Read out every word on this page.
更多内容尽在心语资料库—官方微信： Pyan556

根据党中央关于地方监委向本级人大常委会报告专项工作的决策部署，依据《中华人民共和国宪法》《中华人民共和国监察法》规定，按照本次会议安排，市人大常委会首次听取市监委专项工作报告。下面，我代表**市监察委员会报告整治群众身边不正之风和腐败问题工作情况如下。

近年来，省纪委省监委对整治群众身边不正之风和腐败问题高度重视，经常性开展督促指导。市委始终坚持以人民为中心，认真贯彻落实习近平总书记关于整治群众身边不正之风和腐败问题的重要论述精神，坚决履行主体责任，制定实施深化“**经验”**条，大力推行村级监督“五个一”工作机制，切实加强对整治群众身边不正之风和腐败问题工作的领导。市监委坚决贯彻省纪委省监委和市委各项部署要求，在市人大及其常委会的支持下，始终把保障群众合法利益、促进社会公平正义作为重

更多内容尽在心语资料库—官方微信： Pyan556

════════

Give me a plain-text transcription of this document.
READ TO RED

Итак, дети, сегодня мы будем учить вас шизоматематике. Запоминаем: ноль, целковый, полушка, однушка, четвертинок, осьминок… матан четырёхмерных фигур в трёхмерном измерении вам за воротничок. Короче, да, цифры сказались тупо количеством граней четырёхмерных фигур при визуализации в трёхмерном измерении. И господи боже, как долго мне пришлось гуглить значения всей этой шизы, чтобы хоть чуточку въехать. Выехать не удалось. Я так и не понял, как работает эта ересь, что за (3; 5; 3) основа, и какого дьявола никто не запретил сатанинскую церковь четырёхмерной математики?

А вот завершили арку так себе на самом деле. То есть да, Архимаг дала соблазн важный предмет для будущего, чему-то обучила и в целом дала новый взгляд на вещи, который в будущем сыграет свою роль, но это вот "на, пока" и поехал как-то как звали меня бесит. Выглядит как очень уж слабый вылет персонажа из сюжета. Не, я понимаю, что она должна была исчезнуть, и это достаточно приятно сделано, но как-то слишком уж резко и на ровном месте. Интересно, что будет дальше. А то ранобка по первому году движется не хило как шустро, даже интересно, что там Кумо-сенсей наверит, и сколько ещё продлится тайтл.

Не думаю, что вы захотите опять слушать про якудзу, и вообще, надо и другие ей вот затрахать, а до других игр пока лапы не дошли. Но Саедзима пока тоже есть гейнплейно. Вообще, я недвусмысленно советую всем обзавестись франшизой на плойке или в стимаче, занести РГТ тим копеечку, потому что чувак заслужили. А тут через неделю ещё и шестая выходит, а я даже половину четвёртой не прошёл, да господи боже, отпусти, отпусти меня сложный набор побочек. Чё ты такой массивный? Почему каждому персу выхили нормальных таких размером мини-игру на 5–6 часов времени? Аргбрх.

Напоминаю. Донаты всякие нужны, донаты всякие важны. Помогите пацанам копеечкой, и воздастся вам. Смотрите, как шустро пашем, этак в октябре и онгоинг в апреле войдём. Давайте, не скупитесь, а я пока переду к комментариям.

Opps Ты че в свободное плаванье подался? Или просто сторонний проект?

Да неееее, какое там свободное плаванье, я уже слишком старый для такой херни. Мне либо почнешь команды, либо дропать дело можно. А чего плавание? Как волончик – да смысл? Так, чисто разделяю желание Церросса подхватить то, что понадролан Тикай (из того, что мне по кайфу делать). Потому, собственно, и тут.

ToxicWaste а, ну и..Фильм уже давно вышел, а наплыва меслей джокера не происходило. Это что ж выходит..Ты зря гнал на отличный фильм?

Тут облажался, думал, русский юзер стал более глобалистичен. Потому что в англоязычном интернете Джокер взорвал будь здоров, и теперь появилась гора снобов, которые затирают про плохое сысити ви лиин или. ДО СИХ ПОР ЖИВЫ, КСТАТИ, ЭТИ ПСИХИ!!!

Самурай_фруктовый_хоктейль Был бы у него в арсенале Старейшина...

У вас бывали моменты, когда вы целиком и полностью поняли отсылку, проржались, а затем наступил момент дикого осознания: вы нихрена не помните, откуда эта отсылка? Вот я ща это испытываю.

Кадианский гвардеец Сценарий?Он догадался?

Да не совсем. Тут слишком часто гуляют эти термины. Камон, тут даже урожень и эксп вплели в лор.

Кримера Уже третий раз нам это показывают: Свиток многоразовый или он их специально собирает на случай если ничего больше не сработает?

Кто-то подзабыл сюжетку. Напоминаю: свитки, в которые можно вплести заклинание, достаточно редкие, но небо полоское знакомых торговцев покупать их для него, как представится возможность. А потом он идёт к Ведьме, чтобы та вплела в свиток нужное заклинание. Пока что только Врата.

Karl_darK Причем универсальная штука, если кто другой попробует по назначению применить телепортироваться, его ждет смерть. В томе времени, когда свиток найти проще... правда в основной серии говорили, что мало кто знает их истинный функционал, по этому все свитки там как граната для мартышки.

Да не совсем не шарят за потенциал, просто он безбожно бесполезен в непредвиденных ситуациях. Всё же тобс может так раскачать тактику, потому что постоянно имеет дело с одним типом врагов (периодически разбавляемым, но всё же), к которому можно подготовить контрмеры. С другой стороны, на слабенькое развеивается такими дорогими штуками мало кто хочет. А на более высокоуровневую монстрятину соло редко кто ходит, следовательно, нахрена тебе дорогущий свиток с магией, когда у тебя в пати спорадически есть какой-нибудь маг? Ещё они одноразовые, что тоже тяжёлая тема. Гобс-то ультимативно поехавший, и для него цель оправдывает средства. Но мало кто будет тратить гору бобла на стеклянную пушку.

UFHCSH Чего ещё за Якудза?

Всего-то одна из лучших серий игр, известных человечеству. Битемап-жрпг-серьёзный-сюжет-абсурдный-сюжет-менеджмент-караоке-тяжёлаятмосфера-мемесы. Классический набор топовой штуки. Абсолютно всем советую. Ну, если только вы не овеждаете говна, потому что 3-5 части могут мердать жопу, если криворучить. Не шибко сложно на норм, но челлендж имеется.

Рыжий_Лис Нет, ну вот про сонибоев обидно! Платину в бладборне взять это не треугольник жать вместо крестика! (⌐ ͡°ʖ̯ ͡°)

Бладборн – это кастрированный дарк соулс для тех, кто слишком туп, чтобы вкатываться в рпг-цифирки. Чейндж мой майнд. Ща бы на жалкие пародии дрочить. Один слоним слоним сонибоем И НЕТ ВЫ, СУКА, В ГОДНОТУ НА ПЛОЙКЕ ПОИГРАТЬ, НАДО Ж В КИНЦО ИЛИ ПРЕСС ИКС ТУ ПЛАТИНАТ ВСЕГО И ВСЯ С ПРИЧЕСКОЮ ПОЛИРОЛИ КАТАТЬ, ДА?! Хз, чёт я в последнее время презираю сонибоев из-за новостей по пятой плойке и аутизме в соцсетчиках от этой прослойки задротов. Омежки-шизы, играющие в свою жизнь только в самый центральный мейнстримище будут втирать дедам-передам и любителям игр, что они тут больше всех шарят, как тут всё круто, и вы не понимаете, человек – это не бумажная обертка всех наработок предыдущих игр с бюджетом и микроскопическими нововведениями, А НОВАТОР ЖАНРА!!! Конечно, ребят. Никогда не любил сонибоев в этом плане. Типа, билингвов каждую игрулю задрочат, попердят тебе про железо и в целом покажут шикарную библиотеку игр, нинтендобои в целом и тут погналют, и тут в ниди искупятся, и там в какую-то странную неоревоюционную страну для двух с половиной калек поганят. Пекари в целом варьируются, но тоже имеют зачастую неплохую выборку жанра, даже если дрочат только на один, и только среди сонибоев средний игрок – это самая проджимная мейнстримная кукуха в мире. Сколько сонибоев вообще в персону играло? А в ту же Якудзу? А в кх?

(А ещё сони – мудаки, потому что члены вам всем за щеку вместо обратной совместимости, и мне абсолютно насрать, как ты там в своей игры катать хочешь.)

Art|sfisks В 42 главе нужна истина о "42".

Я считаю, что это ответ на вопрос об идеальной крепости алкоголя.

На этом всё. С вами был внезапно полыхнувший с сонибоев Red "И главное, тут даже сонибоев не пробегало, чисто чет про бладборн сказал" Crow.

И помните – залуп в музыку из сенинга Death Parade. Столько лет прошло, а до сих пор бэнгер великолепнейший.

════════

**TASK PROMPT:**
Pull out the lines above in which the word "мало" appears.

**ANSWER TO THE EXERCISE:**
Karl_darK Причем универсальная штука, если кто другой попробует по назначению применить телепортироваться, его ждет смерть. В томе времени, когда свиток найти проще... правда в основной серии говорили, что мало кто знает их истинный функционал, по этому все свитки там как граната для мартышки.
Да не совсем не шарят за потенциал, просто он безбожно бесполезен в непредвиденных ситуациях. Всё же тобс может так раскачать тактику, потому что постоянно имеет дело с одним типом врагов (периодически разбавляемым, но всё же), к которому можно подготовить контрмеры. С другой стороны, на слабенькое развеивается такими дорогими штуками мало кто хочет. А на более высокоуровневую монстрятину соло редко кто ходит, следовательно, нахрена тебе дорогущий свиток с магией, когда у тебя в пати спорадически есть какой-нибудь маг? Ещё они одноразовые, что тоже тяжёлая тема. Гобс-то ультимативно поехавший, и для него цель оправдывает средства. Но мало кто будет тратить гору бобла на стеклянную пушку.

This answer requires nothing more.